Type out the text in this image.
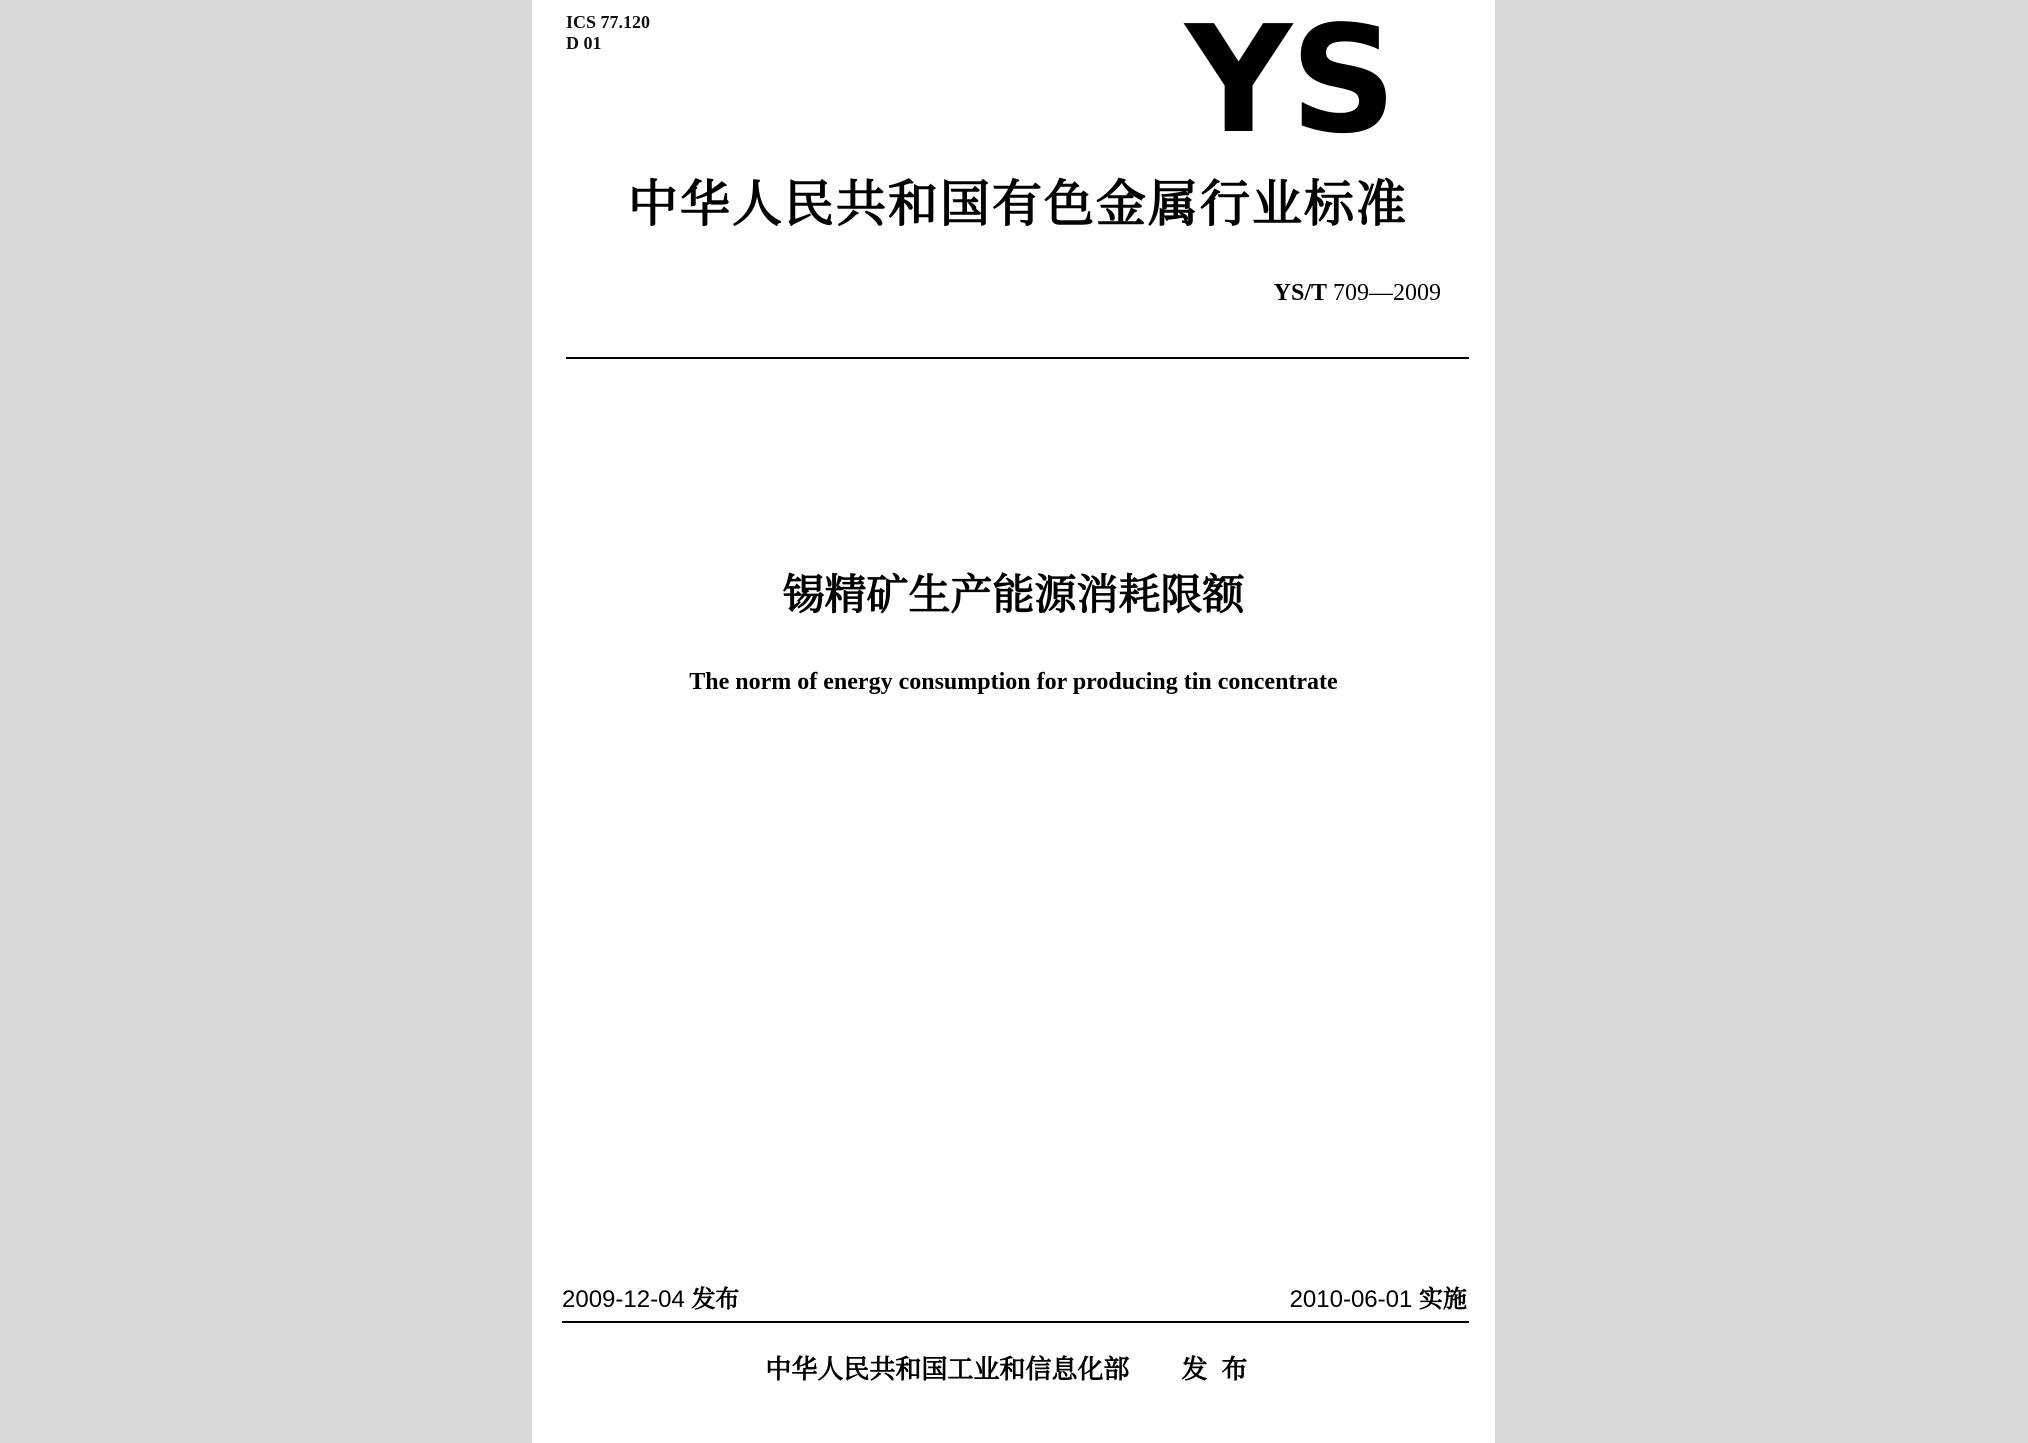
ICS 77.120
D 01	YS
中华人民共和国有色金属行业标准
YS/T 709—2009
锡精矿生产能源消耗限额
The norm of energy consumption for producing tin concentrate
2009-12-04 发布	2010-06-01 实施
中华人民共和国工业和信息化部 发布
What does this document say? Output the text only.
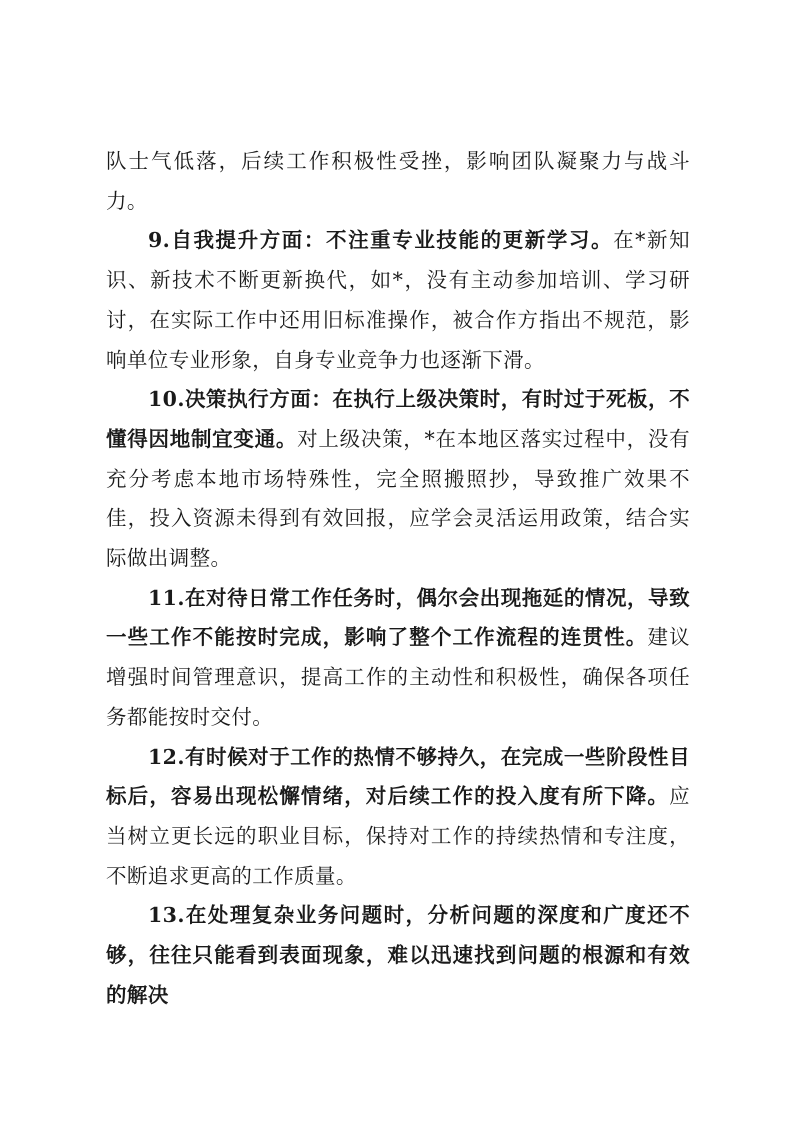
队士气低落，后续工作积极性受挫，影响团队凝聚力与战斗力。

9.自我提升方面：不注重专业技能的更新学习。在*新知识、新技术不断更新换代，如*，没有主动参加培训、学习研讨，在实际工作中还用旧标准操作，被合作方指出不规范，影响单位专业形象，自身专业竞争力也逐渐下滑。

10.决策执行方面：在执行上级决策时，有时过于死板，不懂得因地制宜变通。对上级决策，*在本地区落实过程中，没有充分考虑本地市场特殊性，完全照搬照抄，导致推广效果不佳，投入资源未得到有效回报，应学会灵活运用政策，结合实际做出调整。

11.在对待日常工作任务时，偶尔会出现拖延的情况，导致一些工作不能按时完成，影响了整个工作流程的连贯性。建议增强时间管理意识，提高工作的主动性和积极性，确保各项任务都能按时交付。

12.有时候对于工作的热情不够持久，在完成一些阶段性目标后，容易出现松懈情绪，对后续工作的投入度有所下降。应当树立更长远的职业目标，保持对工作的持续热情和专注度，不断追求更高的工作质量。

13.在处理复杂业务问题时，分析问题的深度和广度还不够，往往只能看到表面现象，难以迅速找到问题的根源和有效的解决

.....

=== Written request ===
Quote the data exactly, leaving every image out of the copy.

=== The response ===
Type out the text in this image.
ICS 77.120
D 01	YS
中华人民共和国有色金属行业标准
YS/T 709—2009
锡精矿生产能源消耗限额
The norm of energy consumption for producing tin concentrate
2009-12-04 发布	2010-06-01 实施
中华人民共和国工业和信息化部 发布
What does this document say? Output the text only.
队士气低落，后续工作积极性受挫，影响团队凝聚力与战斗力。

9.自我提升方面：不注重专业技能的更新学习。在*新知识、新技术不断更新换代，如*，没有主动参加培训、学习研讨，在实际工作中还用旧标准操作，被合作方指出不规范，影响单位专业形象，自身专业竞争力也逐渐下滑。

10.决策执行方面：在执行上级决策时，有时过于死板，不懂得因地制宜变通。对上级决策，*在本地区落实过程中，没有充分考虑本地市场特殊性，完全照搬照抄，导致推广效果不佳，投入资源未得到有效回报，应学会灵活运用政策，结合实际做出调整。

11.在对待日常工作任务时，偶尔会出现拖延的情况，导致一些工作不能按时完成，影响了整个工作流程的连贯性。建议增强时间管理意识，提高工作的主动性和积极性，确保各项任务都能按时交付。

12.有时候对于工作的热情不够持久，在完成一些阶段性目标后，容易出现松懈情绪，对后续工作的投入度有所下降。应当树立更长远的职业目标，保持对工作的持续热情和专注度，不断追求更高的工作质量。

13.在处理复杂业务问题时，分析问题的深度和广度还不够，往往只能看到表面现象，难以迅速找到问题的根源和有效的解决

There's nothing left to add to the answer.